▶ _Text passage_

Stream Adventure

Stream Adventure

·

9 min read

Recently, I practice the node.js stream with the stream-adventure repo. I wrote an artile about stream before Basic Stream Operations in Node.js, but its more about basic concepts. This repo provides a more in-depth view, and I learn a lot from it. So in this article, instead of only answers, I will try to explain some my own understanding of how and why. OK, let go!

BEEP BOOP

This is the most simple one. It just requires to write some string in console.

console.log('beep boop')

I guess the point of this problem is to understand the the console.log function will write data to standard output. So below 2 line code has the same effect.

console.log("123")
process.stdout.write("123\n")

MEET PIPE

This problem requires us to pipe a stream(file) to another stream(standard output). So before we try to solve this problem, let's first see what pipe is.

In node.js, there are four types of streams:

  • Readable stream, which data can be read.
  • Writable stream, which data can be written.
  • Duplex stream, which is both Readable and Writable.
  • Transform stream, which is a Duplex stream that can modify or transform the data as it is written and read.

So the pipe method is used to connect a readable stream to a writable stream like below.

readable.pipe(writable)

So if the stream is a duplex stream, then is can be piped to another stream, and also can be piped by another stream.

readable.pipe(duplex).pipe(writable)

So in this problem, a file stream is a readable stream, the standard output is a writable stream. What we will do is just connect these two.

const fs = require('fs')
const file = process.argv[2]

fs.createReadStream(file).pipe(process.stdout)

INPUT OUTPUT

This problem requires us to pipe standard input to standard output. So its basically the same with the previous problem.

The point is we need to understand that the standard input is a readable stream and the standard output is a writable stream.

process.stdin.pipe(process.stdout)

READ IT

This problem asks us to implement a readable stream manually. This can be done by extending the built-in Readable object and implement the _read method. Then we can use the push method to add content to its interval buffer.

const { Readable } = require('stream')

class ReadableStream extends Readable {
  _read (size) {
  }
}

const stream = new ReadableStream()
stream.push(process.argv[2])
stream.pipe(process.stdout)

WRITE TO ME

This problem asks us to implement a writable stream manually. This can be done by extending the built-in Writable object and implement the _write method.

In this method, three parameters are provided:

  • chunk, is the value to be written, commonly a Buffer
  • encoding, character encoding
  • callback, function that will be called when current processing is complete.

▶ _Problems to work on_
A - Extract from the Stream Adventure article, word for word, the passage that begins at the words "const fs = require('fs')" and stops after "the previous problem.".
B - Answer these questions from the Stream Adventure article, one per line:
(i) How many types of streams in node.js does it list?
(ii) In the READ IT section, which method is used to add content to the readable stream?
(iii) In the WRITE TO ME section, what is the chunk parameter commonly?
C - Keep writing the Stream Adventure article, picking up right after its last line.

▶ _Provided information_
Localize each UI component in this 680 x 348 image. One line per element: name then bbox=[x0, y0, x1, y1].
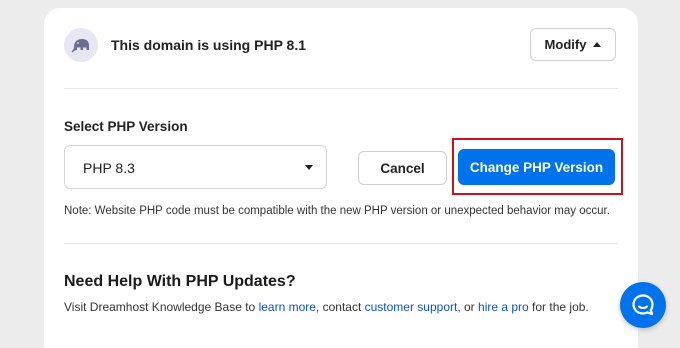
php-version-select[interactable]: PHP 8.3 bbox=[64, 145, 327, 189]
hire-a-pro-link[interactable]: hire a pro bbox=[478, 300, 529, 314]
php-status-text: This domain is using PHP 8.1 bbox=[111, 37, 307, 53]
php-version-value: PHP 8.3 bbox=[83, 160, 135, 176]
compatibility-note: Note: Website PHP code must be compatibl… bbox=[64, 205, 610, 217]
caret-up-icon bbox=[593, 42, 602, 47]
help-text: Visit Dreamhost Knowledge Base to learn … bbox=[64, 300, 589, 314]
chat-bubble-icon bbox=[632, 294, 654, 316]
customer-support-link[interactable]: customer support bbox=[365, 300, 458, 314]
modify-label: Modify bbox=[544, 37, 587, 52]
chat-button[interactable] bbox=[620, 282, 666, 328]
php-settings-card: This domain is using PHP 8.1 Modify Sele… bbox=[44, 8, 638, 348]
help-title: Need Help With PHP Updates? bbox=[64, 273, 296, 290]
help-text-part: Visit Dreamhost Knowledge Base to bbox=[64, 300, 259, 314]
select-php-version-label: Select PHP Version bbox=[64, 119, 188, 134]
learn-more-link[interactable]: learn more bbox=[259, 300, 316, 314]
elephant-icon bbox=[64, 28, 98, 62]
caret-down-icon bbox=[305, 165, 313, 170]
help-text-part: for the job. bbox=[528, 300, 589, 314]
help-text-part: , contact bbox=[315, 300, 365, 314]
change-php-version-button[interactable]: Change PHP Version bbox=[458, 149, 615, 185]
cancel-button[interactable]: Cancel bbox=[358, 151, 447, 185]
divider bbox=[64, 88, 618, 89]
divider bbox=[64, 243, 618, 244]
modify-button[interactable]: Modify bbox=[530, 28, 616, 61]
help-text-part: , or bbox=[457, 300, 479, 314]
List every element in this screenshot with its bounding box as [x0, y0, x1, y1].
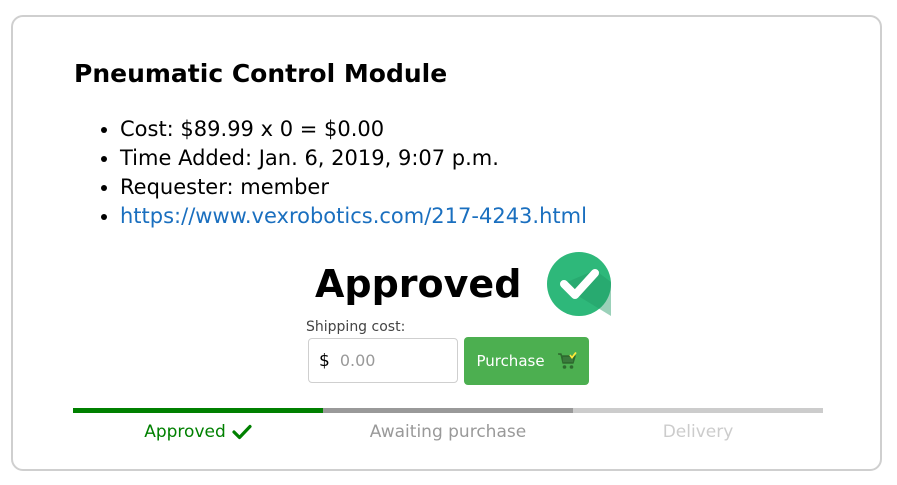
item-details-list: Cost: $89.99 x 0 = $0.00 Time Added: Jan… — [74, 115, 587, 231]
product-link[interactable]: https://www.vexrobotics.com/217-4243.htm… — [120, 204, 587, 228]
currency-symbol: $ — [319, 350, 330, 371]
checkmark-icon — [232, 424, 252, 440]
shipping-cost-input[interactable] — [337, 350, 442, 371]
progress-steps: Approved Awaiting purchase Delivery — [73, 422, 823, 442]
shipping-cost-label: Shipping cost: — [306, 319, 406, 335]
cost-detail: Cost: $89.99 x 0 = $0.00 — [120, 115, 587, 144]
purchase-button[interactable]: Purchase — [464, 337, 589, 385]
product-link-item: https://www.vexrobotics.com/217-4243.htm… — [120, 202, 587, 231]
step-approved-label: Approved — [144, 422, 226, 442]
progress-segment-delivery — [573, 408, 823, 413]
item-title: Pneumatic Control Module — [74, 59, 448, 88]
requester-detail: Requester: member — [120, 173, 587, 202]
status-text: Approved — [315, 262, 522, 306]
time-added-detail: Time Added: Jan. 6, 2019, 9:07 p.m. — [120, 144, 587, 173]
check-circle-icon — [547, 252, 612, 316]
progress-segment-awaiting-purchase — [323, 408, 573, 413]
step-awaiting-purchase: Awaiting purchase — [323, 422, 573, 442]
cart-icon — [557, 352, 577, 369]
request-card: Pneumatic Control Module Cost: $89.99 x … — [11, 15, 882, 471]
progress-segment-approved — [73, 408, 323, 413]
step-awaiting-purchase-label: Awaiting purchase — [369, 422, 527, 442]
purchase-button-label: Purchase — [476, 352, 545, 370]
step-delivery: Delivery — [573, 422, 823, 442]
step-delivery-label: Delivery — [662, 422, 734, 442]
progress-bar — [73, 408, 823, 413]
shipping-cost-field: $ — [308, 338, 458, 383]
status-display: Approved — [315, 252, 612, 316]
step-approved: Approved — [73, 422, 323, 442]
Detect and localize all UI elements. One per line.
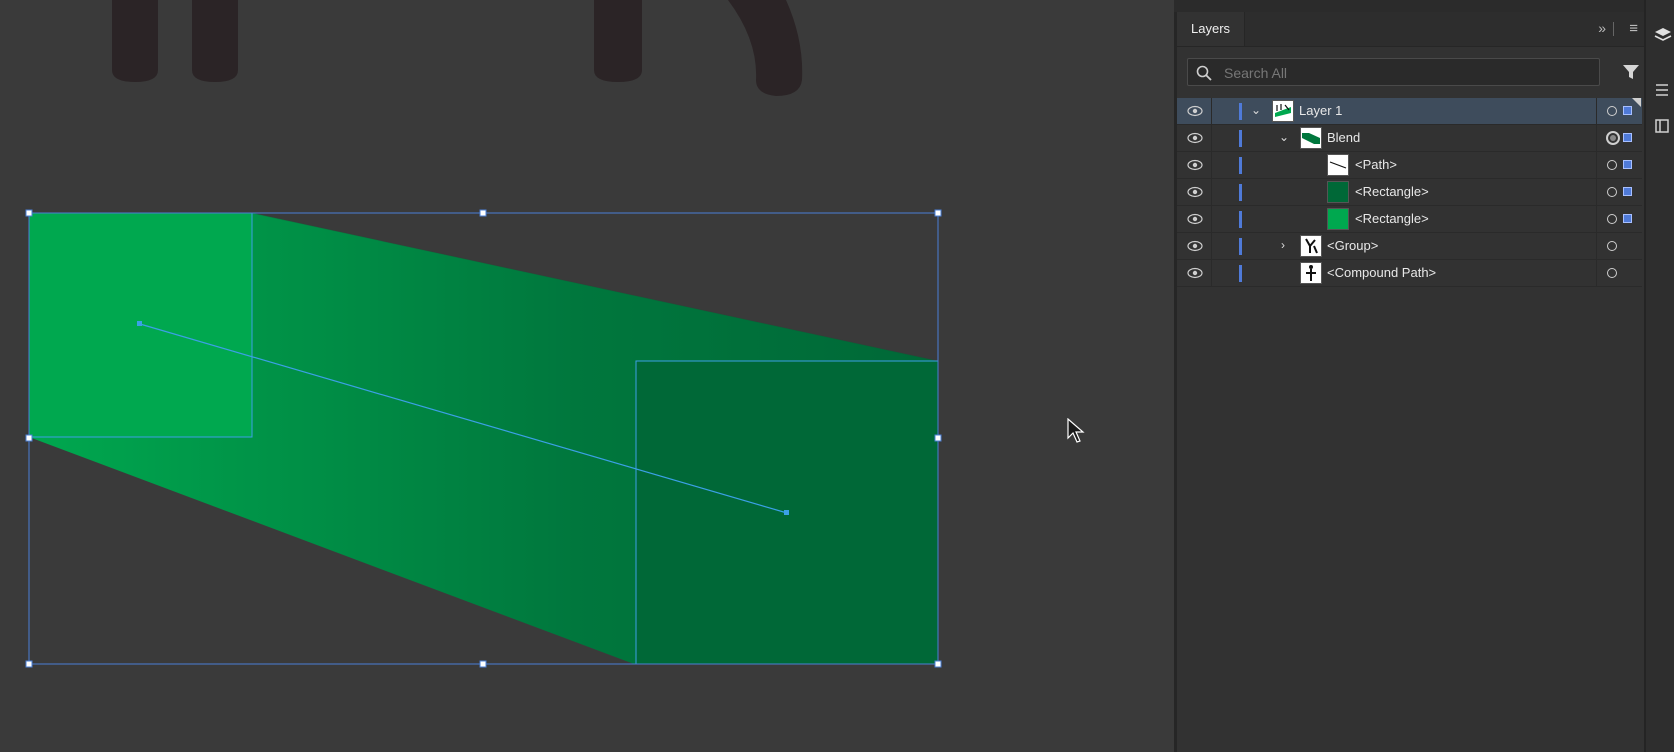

▶ _Exercise results_
A -
const fs = require('fs')
const file = process.argv[2]

fs.createReadStream(file).pipe(process.stdout)

INPUT OUTPUT

This problem requires us to pipe standard input to standard output. So its basically the same with the previous problem.

B -
(i) Four
(ii) The push method
(iii) A Buffer

C -
The callback function can be provided a Error object to indicate an error or null to indicate a success.

const { Writable } = require('stream')

class MyWritable extends Writable {
  _write (chunk, encoding, callback) {
    console.log(`writing: ${chunk.toString()}`)
    callback()
  }
}

const stream = new MyWritable()
process.stdin.pipe(stream)

TRANSFORM

This problem requires us to implement a transform stream with package through2. This package is a wrapper on the node.js Transform stream.

To complete this tranform, we need to implement 2 functions.

The first one is write function like below.

function write (buffer, encoding, next) {
  this.push('I got some data: ' + buffer + '\n')
  next()
}

Inside this function, we can do any transformations to the data(buffer), then use the push function to provide the new data into its interval buffer, then call next function to end this round processing.

The second one is end function like below.

function end (done) {
  // ...
  done()
}

This function will be called when there is no more data. Then we can do anything then call the done parameter function to end the whole processing.

Both write and end are both optional. If write is not specified, the default implementation passes the input data to the output unmodified. If end is not specified, the default implementation calls this.push(null) to close the output side when the input side ends.

const through = require('through2')

const tr = through(function (buf, _, next) {
  this.push(buf.toString().toUpperCase())
  next()
})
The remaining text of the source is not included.